◆ **Direction**
Give every entry again, unchanged, and leave its images out.

[Collected data]
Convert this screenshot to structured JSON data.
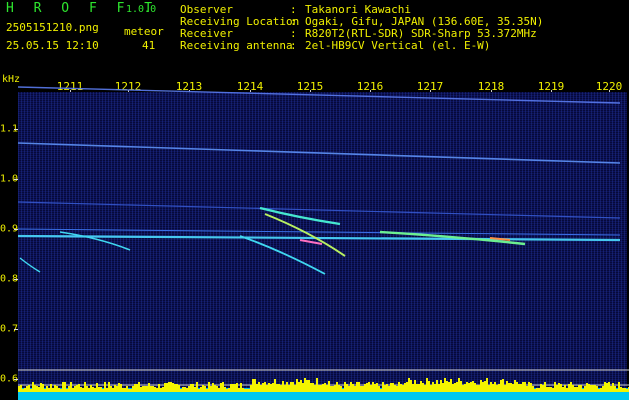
{
  "app": {
    "title": "H R O F F T",
    "version": "1.0.0"
  },
  "file": {
    "name": "2505151210.png",
    "datetime": "25.05.15 12:10"
  },
  "meteor": {
    "label": "meteor",
    "count": "41"
  },
  "station": {
    "observer_key": "Observer",
    "observer_val": "Takanori Kawachi",
    "location_key": "Receiving Location",
    "location_val": "Ogaki, Gifu, JAPAN (136.60E, 35.35N)",
    "receiver_key": "Receiver",
    "receiver_val": "R820T2(RTL-SDR) SDR-Sharp 53.372MHz",
    "antenna_key": "Receiving antenna",
    "antenna_val": "2el-HB9CV Vertical (el. E-W)",
    "colon": ":"
  },
  "axis": {
    "unit": "kHz",
    "time_ticks": [
      "1211",
      "1212",
      "1213",
      "1214",
      "1215",
      "1216",
      "1217",
      "1218",
      "1219",
      "1220"
    ],
    "freq_ticks": [
      "1.1",
      "1.0",
      "0.9",
      "0.8",
      "0.7",
      "0.6"
    ]
  },
  "colors": {
    "label": "#f0f000",
    "header_green": "#2ee62e",
    "background_noise": "#06093a",
    "baseline_fill": "#f4f400",
    "noise_floor": "#00c8f0"
  }
}
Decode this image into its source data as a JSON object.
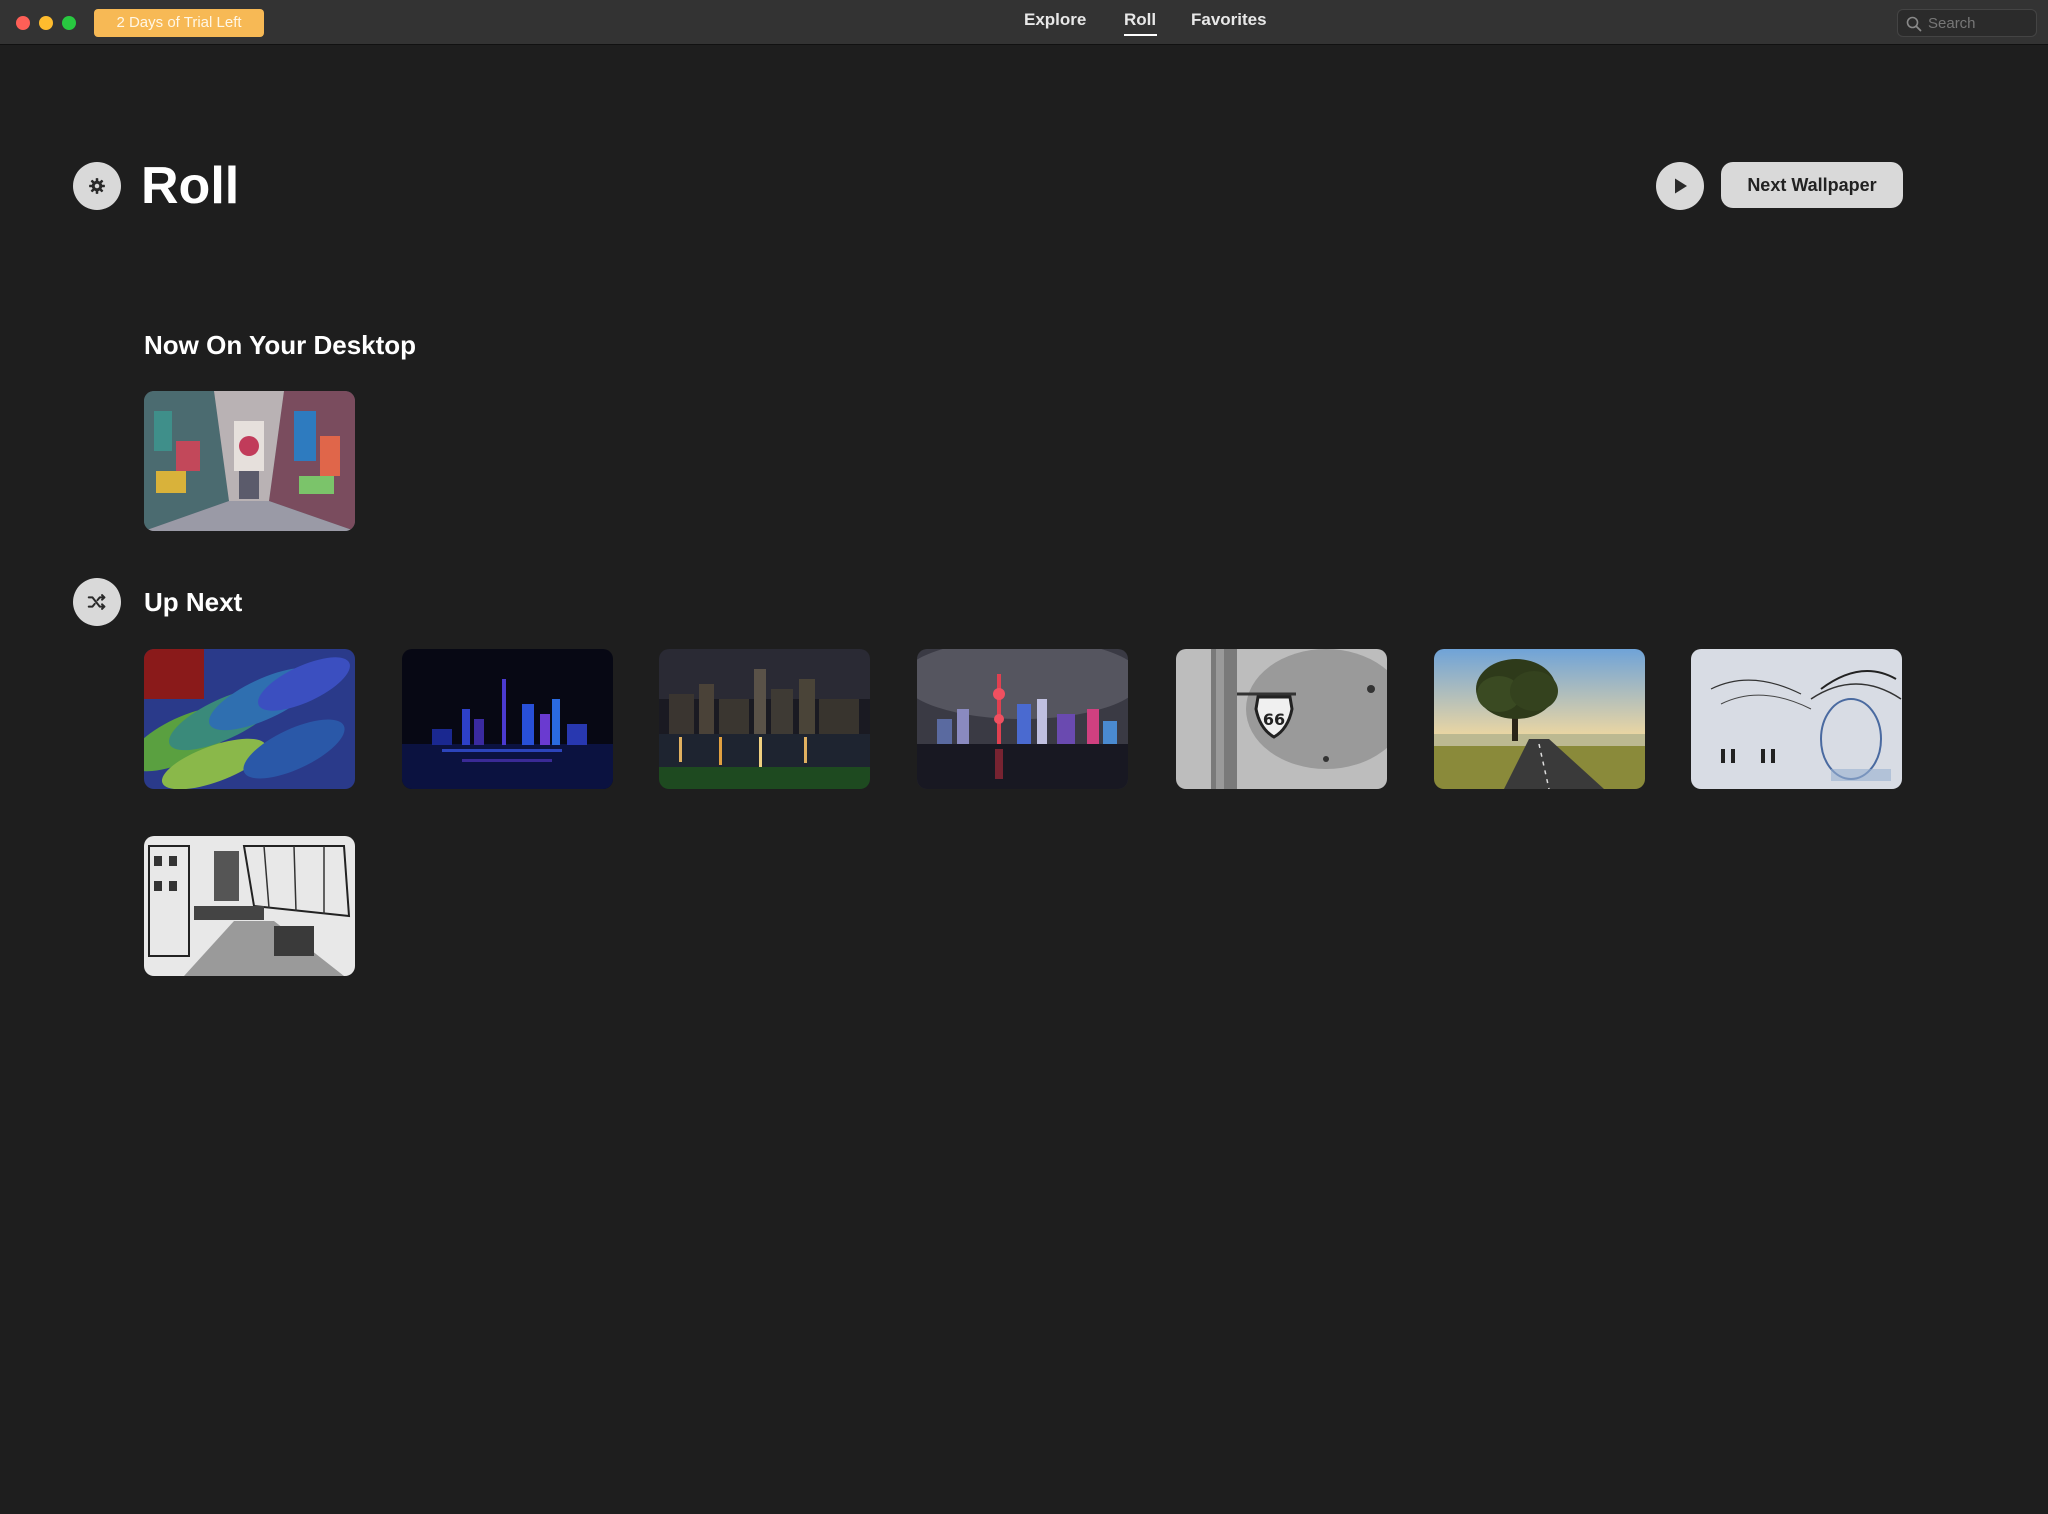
{
  "titlebar": {
    "trial_badge": "2 Days of Trial Left",
    "tabs": [
      {
        "label": "Explore",
        "active": false
      },
      {
        "label": "Roll",
        "active": true
      },
      {
        "label": "Favorites",
        "active": false
      }
    ],
    "search_placeholder": "Search",
    "search_value": ""
  },
  "header": {
    "title": "Roll",
    "next_button": "Next Wallpaper",
    "settings_icon": "gear-icon",
    "play_icon": "play-icon"
  },
  "now_section": {
    "title": "Now On Your Desktop",
    "wallpaper": "graffiti alley"
  },
  "upnext_section": {
    "title": "Up Next",
    "shuffle_icon": "shuffle-icon",
    "wallpapers": [
      "parrot feathers",
      "night city skyline blue",
      "city skyline reflection",
      "shanghai skyline night",
      "route 66 sign",
      "tree by country road",
      "sketch mural on wall",
      "ink sketch street scene"
    ]
  },
  "colors": {
    "background": "#1e1e1e",
    "titlebar": "#333333",
    "badge": "#f7b955",
    "button": "#d9d9d9"
  }
}
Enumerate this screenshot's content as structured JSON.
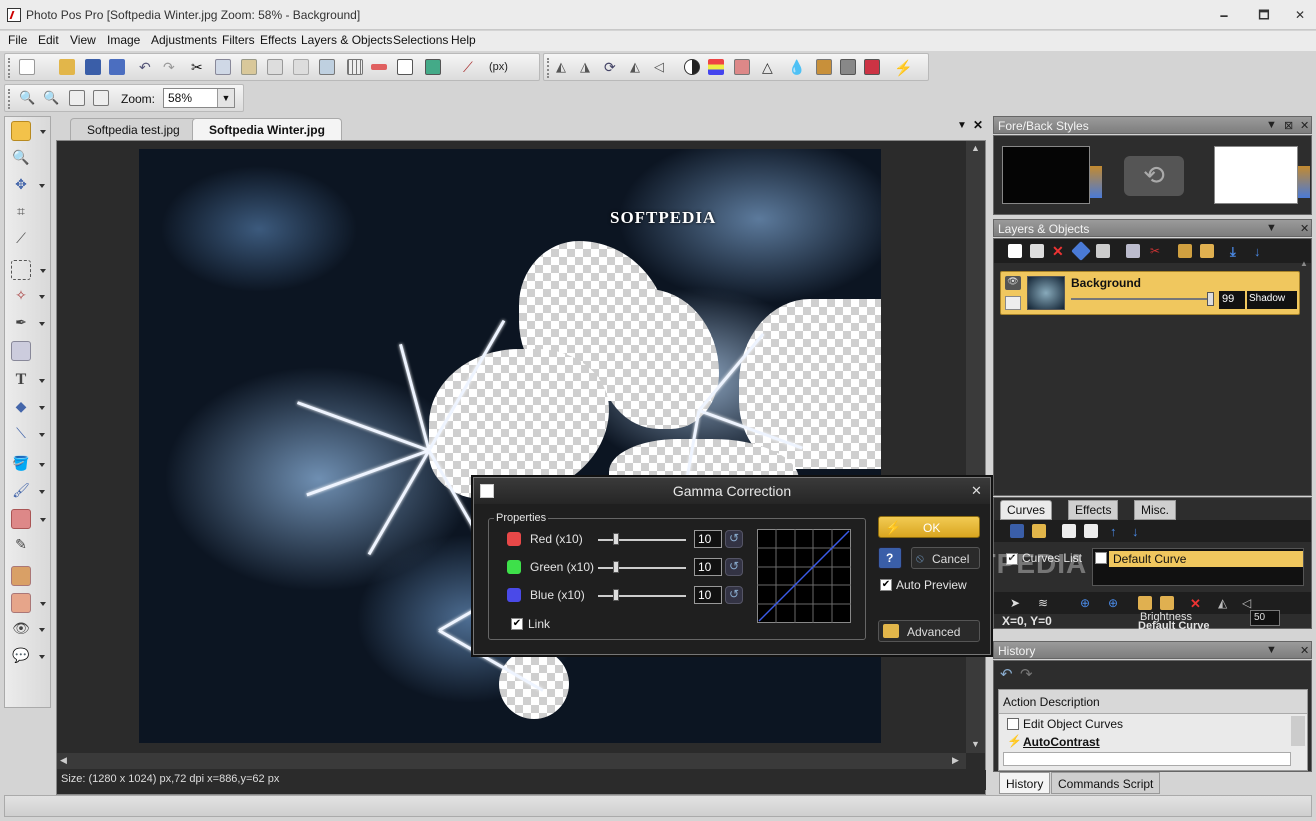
{
  "window": {
    "title": "Photo Pos Pro [Softpedia Winter.jpg Zoom: 58% - Background]",
    "min": "🗕",
    "max": "🗖",
    "close": "✕"
  },
  "menu": [
    "File",
    "Edit",
    "View",
    "Image",
    "Adjustments",
    "Filters",
    "Effects",
    "Layers & Objects",
    "Selections",
    "Help"
  ],
  "toolbar": {
    "units": "(px)",
    "zoom_label": "Zoom:",
    "zoom_value": "58%"
  },
  "tabs": [
    "Softpedia test.jpg",
    "Softpedia Winter.jpg"
  ],
  "canvas": {
    "watermark": "SOFTPEDIA"
  },
  "status": {
    "text": "Size: (1280 x 1024) px,72 dpi   x=886,y=62 px"
  },
  "panels": {
    "fore_back": {
      "title": "Fore/Back Styles",
      "fore": "#050505",
      "back": "#ffffff"
    },
    "layers": {
      "title": "Layers & Objects",
      "layer_name": "Background",
      "opacity": "99",
      "blend": "Shadow"
    },
    "curves": {
      "tabs": [
        "Curves",
        "Effects",
        "Misc."
      ],
      "list_label": "Curves List",
      "default_curve": "Default Curve",
      "coords": "X=0, Y=0",
      "brightness": "Brightness",
      "brightness_value": "50",
      "default_curve2": "Default Curve"
    },
    "history": {
      "title": "History",
      "column": "Action Description",
      "items": [
        "Edit Object Curves",
        "AutoContrast"
      ],
      "tabs": [
        "History",
        "Commands Script"
      ]
    }
  },
  "dialog": {
    "title": "Gamma Correction",
    "group": "Properties",
    "channels": [
      {
        "label": "Red (x10)",
        "value": "10",
        "color": "#e84848"
      },
      {
        "label": "Green (x10)",
        "value": "10",
        "color": "#3ee04a"
      },
      {
        "label": "Blue (x10)",
        "value": "10",
        "color": "#4a4ae8"
      }
    ],
    "link": "Link",
    "ok": "OK",
    "cancel": "Cancel",
    "help": "?",
    "auto_preview": "Auto Preview",
    "advanced": "Advanced"
  },
  "overlay_watermark": "SOFTPEDIA"
}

◆ **Response to the exercise**
Convert this screenshot to structured JSON data.
{
  "app": {
    "title": "H R O F F T",
    "version": "1.0.0"
  },
  "file": {
    "name": "2505151210.png",
    "datetime": "25.05.15 12:10"
  },
  "meteor": {
    "label": "meteor",
    "count": "41"
  },
  "station": {
    "observer_key": "Observer",
    "observer_val": "Takanori Kawachi",
    "location_key": "Receiving Location",
    "location_val": "Ogaki, Gifu, JAPAN (136.60E, 35.35N)",
    "receiver_key": "Receiver",
    "receiver_val": "R820T2(RTL-SDR) SDR-Sharp 53.372MHz",
    "antenna_key": "Receiving antenna",
    "antenna_val": "2el-HB9CV Vertical (el. E-W)",
    "colon": ":"
  },
  "axis": {
    "unit": "kHz",
    "time_ticks": [
      "1211",
      "1212",
      "1213",
      "1214",
      "1215",
      "1216",
      "1217",
      "1218",
      "1219",
      "1220"
    ],
    "freq_ticks": [
      "1.1",
      "1.0",
      "0.9",
      "0.8",
      "0.7",
      "0.6"
    ]
  },
  "colors": {
    "label": "#f0f000",
    "header_green": "#2ee62e",
    "background_noise": "#06093a",
    "baseline_fill": "#f4f400",
    "noise_floor": "#00c8f0"
  }
}
Decode this image into its source data as a JSON object.
{
  "titlebar": {
    "trial_badge": "2 Days of Trial Left",
    "tabs": [
      {
        "label": "Explore",
        "active": false
      },
      {
        "label": "Roll",
        "active": true
      },
      {
        "label": "Favorites",
        "active": false
      }
    ],
    "search_placeholder": "Search",
    "search_value": ""
  },
  "header": {
    "title": "Roll",
    "next_button": "Next Wallpaper",
    "settings_icon": "gear-icon",
    "play_icon": "play-icon"
  },
  "now_section": {
    "title": "Now On Your Desktop",
    "wallpaper": "graffiti alley"
  },
  "upnext_section": {
    "title": "Up Next",
    "shuffle_icon": "shuffle-icon",
    "wallpapers": [
      "parrot feathers",
      "night city skyline blue",
      "city skyline reflection",
      "shanghai skyline night",
      "route 66 sign",
      "tree by country road",
      "sketch mural on wall",
      "ink sketch street scene"
    ]
  },
  "colors": {
    "background": "#1e1e1e",
    "titlebar": "#333333",
    "badge": "#f7b955",
    "button": "#d9d9d9"
  }
}
Enumerate this screenshot's content as structured JSON.
{
  "window": {
    "title": "Photo Pos Pro [Softpedia Winter.jpg Zoom: 58% - Background]",
    "min": "🗕",
    "max": "🗖",
    "close": "✕"
  },
  "menu": [
    "File",
    "Edit",
    "View",
    "Image",
    "Adjustments",
    "Filters",
    "Effects",
    "Layers & Objects",
    "Selections",
    "Help"
  ],
  "toolbar": {
    "units": "(px)",
    "zoom_label": "Zoom:",
    "zoom_value": "58%"
  },
  "tabs": [
    "Softpedia test.jpg",
    "Softpedia Winter.jpg"
  ],
  "canvas": {
    "watermark": "SOFTPEDIA"
  },
  "status": {
    "text": "Size: (1280 x 1024) px,72 dpi   x=886,y=62 px"
  },
  "panels": {
    "fore_back": {
      "title": "Fore/Back Styles",
      "fore": "#050505",
      "back": "#ffffff"
    },
    "layers": {
      "title": "Layers & Objects",
      "layer_name": "Background",
      "opacity": "99",
      "blend": "Shadow"
    },
    "curves": {
      "tabs": [
        "Curves",
        "Effects",
        "Misc."
      ],
      "list_label": "Curves List",
      "default_curve": "Default Curve",
      "coords": "X=0, Y=0",
      "brightness": "Brightness",
      "brightness_value": "50",
      "default_curve2": "Default Curve"
    },
    "history": {
      "title": "History",
      "column": "Action Description",
      "items": [
        "Edit Object Curves",
        "AutoContrast"
      ],
      "tabs": [
        "History",
        "Commands Script"
      ]
    }
  },
  "dialog": {
    "title": "Gamma Correction",
    "group": "Properties",
    "channels": [
      {
        "label": "Red (x10)",
        "value": "10",
        "color": "#e84848"
      },
      {
        "label": "Green (x10)",
        "value": "10",
        "color": "#3ee04a"
      },
      {
        "label": "Blue (x10)",
        "value": "10",
        "color": "#4a4ae8"
      }
    ],
    "link": "Link",
    "ok": "OK",
    "cancel": "Cancel",
    "help": "?",
    "auto_preview": "Auto Preview",
    "advanced": "Advanced"
  },
  "overlay_watermark": "SOFTPEDIA"
}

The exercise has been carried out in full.